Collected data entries
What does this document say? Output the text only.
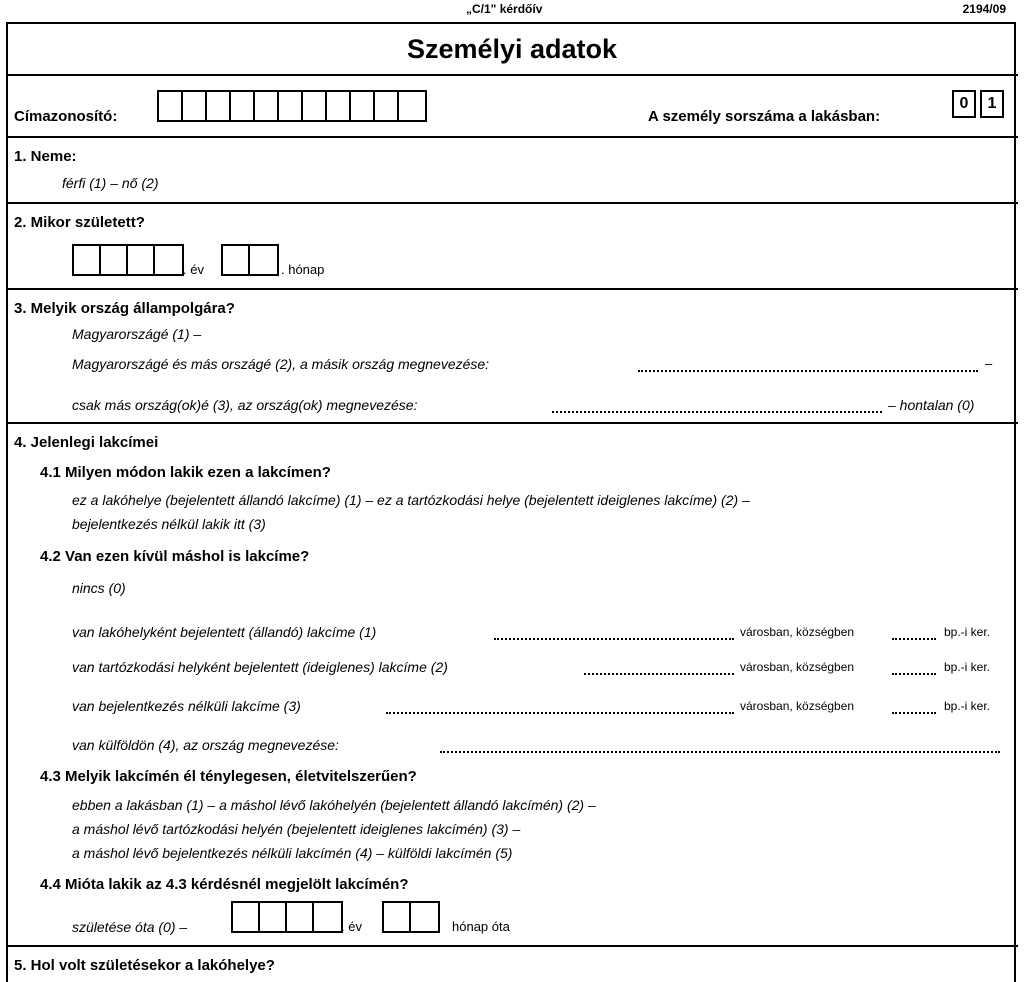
„C/1" kérdőív	2194/09
Személyi adatok
Címazonosító:	A személy sorszáma a lakásban:
0	1
1. Neme:
férfi (1) – nő (2)
2. Mikor született?
. év	. hónap
3. Melyik ország állampolgára?
Magyarországé (1) –
Magyarországé és más országé (2), a másik ország megnevezése:	–
csak más ország(ok)é (3), az ország(ok) megnevezése:	– hontalan (0)
4. Jelenlegi lakcímei
4.1 Milyen módon lakik ezen a lakcímen?
ez a lakóhelye (bejelentett állandó lakcíme) (1) – ez a tartózkodási helye (bejelentett ideiglenes lakcíme) (2) –
bejelentkezés nélkül lakik itt (3)
4.2 Van ezen kívül máshol is lakcíme?
nincs (0)
van lakóhelyként bejelentett (állandó) lakcíme (1)	városban, községben	bp.-i ker.
van tartózkodási helyként bejelentett (ideiglenes) lakcíme (2)	városban, községben	bp.-i ker.
van bejelentkezés nélküli lakcíme (3)	városban, községben	bp.-i ker.
van külföldön (4), az ország megnevezése:
4.3 Melyik lakcímén él ténylegesen, életvitelszerűen?
ebben a lakásban (1) – a máshol lévő lakóhelyén (bejelentett állandó lakcímén) (2) –
a máshol lévő tartózkodási helyén (bejelentett ideiglenes lakcímén) (3) –
a máshol lévő bejelentkezés nélküli lakcímén (4) – külföldi lakcímén (5)
4.4 Mióta lakik az 4.3 kérdésnél megjelölt lakcímén?
születése óta (0) –	. év	hónap óta
5. Hol volt születésekor a lakóhelye?
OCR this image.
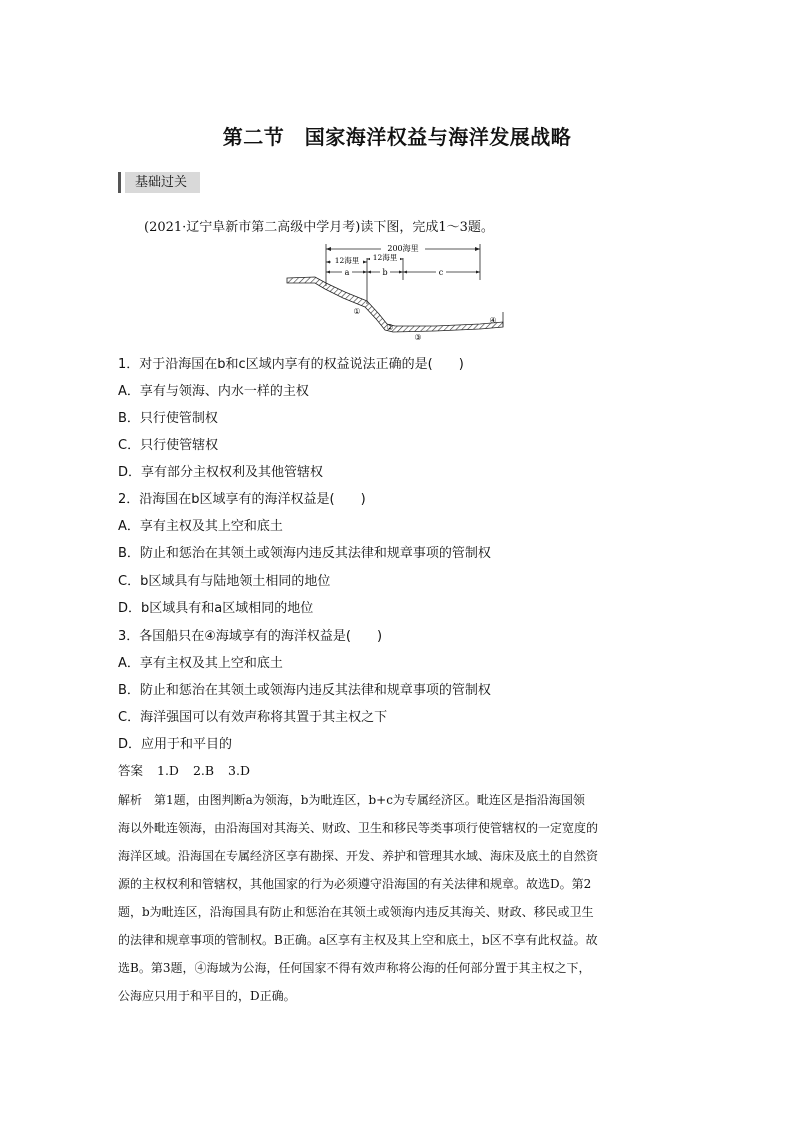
第二节　国家海洋权益与海洋发展战略
基础过关
(2021·辽宁阜新市第二高级中学月考)读下图，完成1～3题。
200海里
12海里 12海里
a	b	c
①
②
③
④
1．对于沿海国在b和c区域内享有的权益说法正确的是(　　)
A．享有与领海、内水一样的主权
B．只行使管制权
C．只行使管辖权
D．享有部分主权权利及其他管辖权
2．沿海国在b区域享有的海洋权益是(　　)
A．享有主权及其上空和底土
B．防止和惩治在其领土或领海内违反其法律和规章事项的管制权
C．b区域具有与陆地领土相同的地位
D．b区域具有和a区域相同的地位
3．各国船只在④海域享有的海洋权益是(　　)
A．享有主权及其上空和底土
B．防止和惩治在其领土或领海内违反其法律和规章事项的管制权
C．海洋强国可以有效声称将其置于其主权之下
D．应用于和平目的
答案 1.D 2.B 3.D

解析　第1题，由图判断a为领海，b为毗连区，b+c为专属经济区。毗连区是指沿海国领

海以外毗连领海，由沿海国对其海关、财政、卫生和移民等类事项行使管辖权的一定宽度的

海洋区域。沿海国在专属经济区享有勘探、开发、养护和管理其水域、海床及底土的自然资

源的主权权利和管辖权，其他国家的行为必须遵守沿海国的有关法律和规章。故选D。第2

题，b为毗连区，沿海国具有防止和惩治在其领土或领海内违反其海关、财政、移民或卫生

的法律和规章事项的管制权。B正确。a区享有主权及其上空和底土，b区不享有此权益。故

选B。第3题，④海域为公海，任何国家不得有效声称将公海的任何部分置于其主权之下，

公海应只用于和平目的，D正确。
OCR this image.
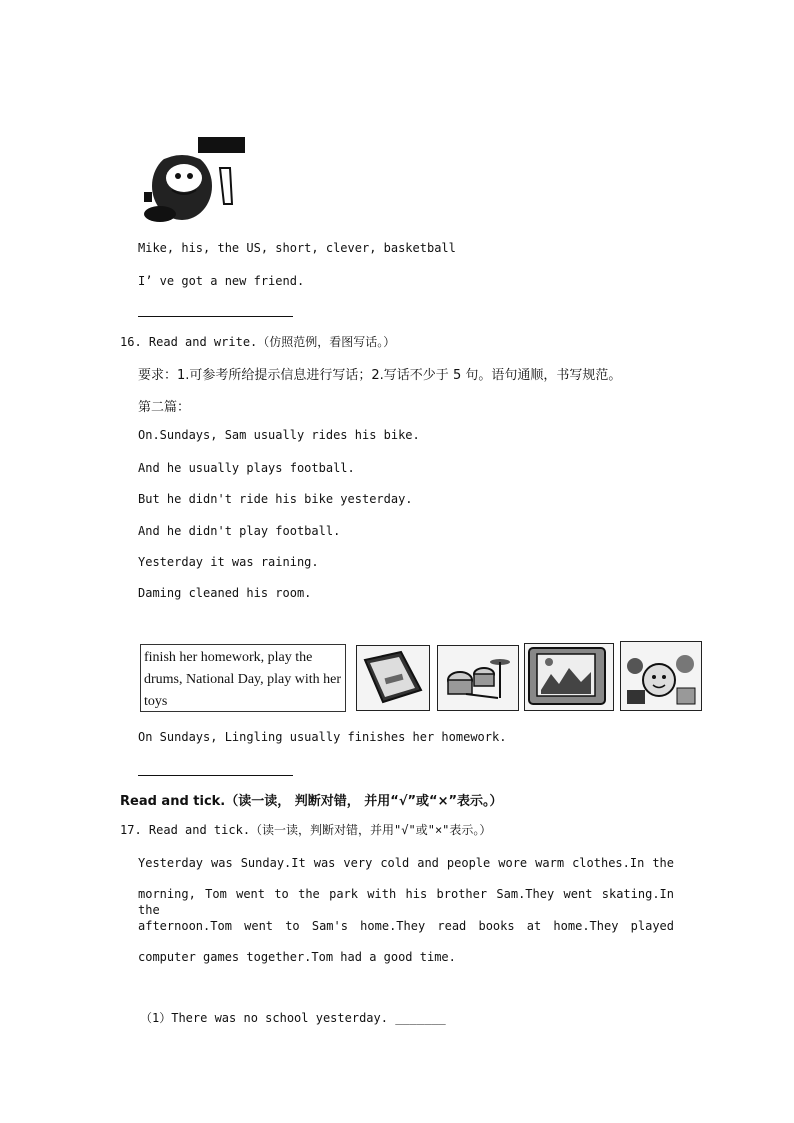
Mike, his, the US, short, clever, basketball
I’ ve got a new friend.
16. Read and write.（仿照范例，看图写话。）
要求：1.可参考所给提示信息进行写话；2.写话不少于 5 句。语句通顺，书写规范。
第二篇：
On.Sundays, Sam usually rides his bike.
And he usually plays football.
But he didn't ride his bike yesterday.
And he didn't play football.
Yesterday it was raining.
Daming cleaned his room.
finish her homework, play the drums, National Day, play with her toys
On Sundays, Lingling usually finishes her homework.
Read and tick.（读一读， 判断对错， 并用“√”或“×”表示。）
17. Read and tick.（读一读，判断对错，并用"√"或"×"表示。）
Yesterday was Sunday.It was very cold and people wore warm clothes.In the
morning, Tom went to the park with his brother Sam.They went skating.In the
afternoon.Tom went to Sam's home.They read books at home.They played
computer games together.Tom had a good time.
（1）There was no school yesterday. _______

### The request
Your task is to repeat the data above exactly while excluding the pictures.

### Full response
What does this document say? Output the text only.
„C/1" kérdőív	2194/09
Személyi adatok
Címazonosító:	A személy sorszáma a lakásban:
0	1
1. Neme:
férfi (1) – nő (2)
2. Mikor született?
. év	. hónap
3. Melyik ország állampolgára?
Magyarországé (1) –
Magyarországé és más országé (2), a másik ország megnevezése:	–
csak más ország(ok)é (3), az ország(ok) megnevezése:	– hontalan (0)
4. Jelenlegi lakcímei
4.1 Milyen módon lakik ezen a lakcímen?
ez a lakóhelye (bejelentett állandó lakcíme) (1) – ez a tartózkodási helye (bejelentett ideiglenes lakcíme) (2) –
bejelentkezés nélkül lakik itt (3)
4.2 Van ezen kívül máshol is lakcíme?
nincs (0)
van lakóhelyként bejelentett (állandó) lakcíme (1)	városban, községben	bp.-i ker.
van tartózkodási helyként bejelentett (ideiglenes) lakcíme (2)	városban, községben	bp.-i ker.
van bejelentkezés nélküli lakcíme (3)	városban, községben	bp.-i ker.
van külföldön (4), az ország megnevezése:
4.3 Melyik lakcímén él ténylegesen, életvitelszerűen?
ebben a lakásban (1) – a máshol lévő lakóhelyén (bejelentett állandó lakcímén) (2) –
a máshol lévő tartózkodási helyén (bejelentett ideiglenes lakcímén) (3) –
a máshol lévő bejelentkezés nélküli lakcímén (4) – külföldi lakcímén (5)
4.4 Mióta lakik az 4.3 kérdésnél megjelölt lakcímén?
születése óta (0) –	. év	hónap óta
5. Hol volt születésekor a lakóhelye?
OCR this image.
第二节　国家海洋权益与海洋发展战略
基础过关
(2021·辽宁阜新市第二高级中学月考)读下图，完成1～3题。
200海里
12海里 12海里
a	b	c
①
②
③
④
1．对于沿海国在b和c区域内享有的权益说法正确的是(　　)
A．享有与领海、内水一样的主权
B．只行使管制权
C．只行使管辖权
D．享有部分主权权利及其他管辖权
2．沿海国在b区域享有的海洋权益是(　　)
A．享有主权及其上空和底土
B．防止和惩治在其领土或领海内违反其法律和规章事项的管制权
C．b区域具有与陆地领土相同的地位
D．b区域具有和a区域相同的地位
3．各国船只在④海域享有的海洋权益是(　　)
A．享有主权及其上空和底土
B．防止和惩治在其领土或领海内违反其法律和规章事项的管制权
C．海洋强国可以有效声称将其置于其主权之下
D．应用于和平目的
答案 1.D 2.B 3.D

解析　第1题，由图判断a为领海，b为毗连区，b+c为专属经济区。毗连区是指沿海国领

海以外毗连领海，由沿海国对其海关、财政、卫生和移民等类事项行使管辖权的一定宽度的

海洋区域。沿海国在专属经济区享有勘探、开发、养护和管理其水域、海床及底土的自然资

源的主权权利和管辖权，其他国家的行为必须遵守沿海国的有关法律和规章。故选D。第2

题，b为毗连区，沿海国具有防止和惩治在其领土或领海内违反其海关、财政、移民或卫生

的法律和规章事项的管制权。B正确。a区享有主权及其上空和底土，b区不享有此权益。故

选B。第3题，④海域为公海，任何国家不得有效声称将公海的任何部分置于其主权之下，

公海应只用于和平目的，D正确。
OCR this image.
Mike, his, the US, short, clever, basketball
I’ ve got a new friend.
16. Read and write.（仿照范例，看图写话。）
要求：1.可参考所给提示信息进行写话；2.写话不少于 5 句。语句通顺，书写规范。
第二篇：
On.Sundays, Sam usually rides his bike.
And he usually plays football.
But he didn't ride his bike yesterday.
And he didn't play football.
Yesterday it was raining.
Daming cleaned his room.
finish her homework, play the drums, National Day, play with her toys
On Sundays, Lingling usually finishes her homework.
Read and tick.（读一读， 判断对错， 并用“√”或“×”表示。）
17. Read and tick.（读一读，判断对错，并用"√"或"×"表示。）
Yesterday was Sunday.It was very cold and people wore warm clothes.In the
morning, Tom went to the park with his brother Sam.They went skating.In the
afternoon.Tom went to Sam's home.They read books at home.They played
computer games together.Tom had a good time.
（1）There was no school yesterday. _______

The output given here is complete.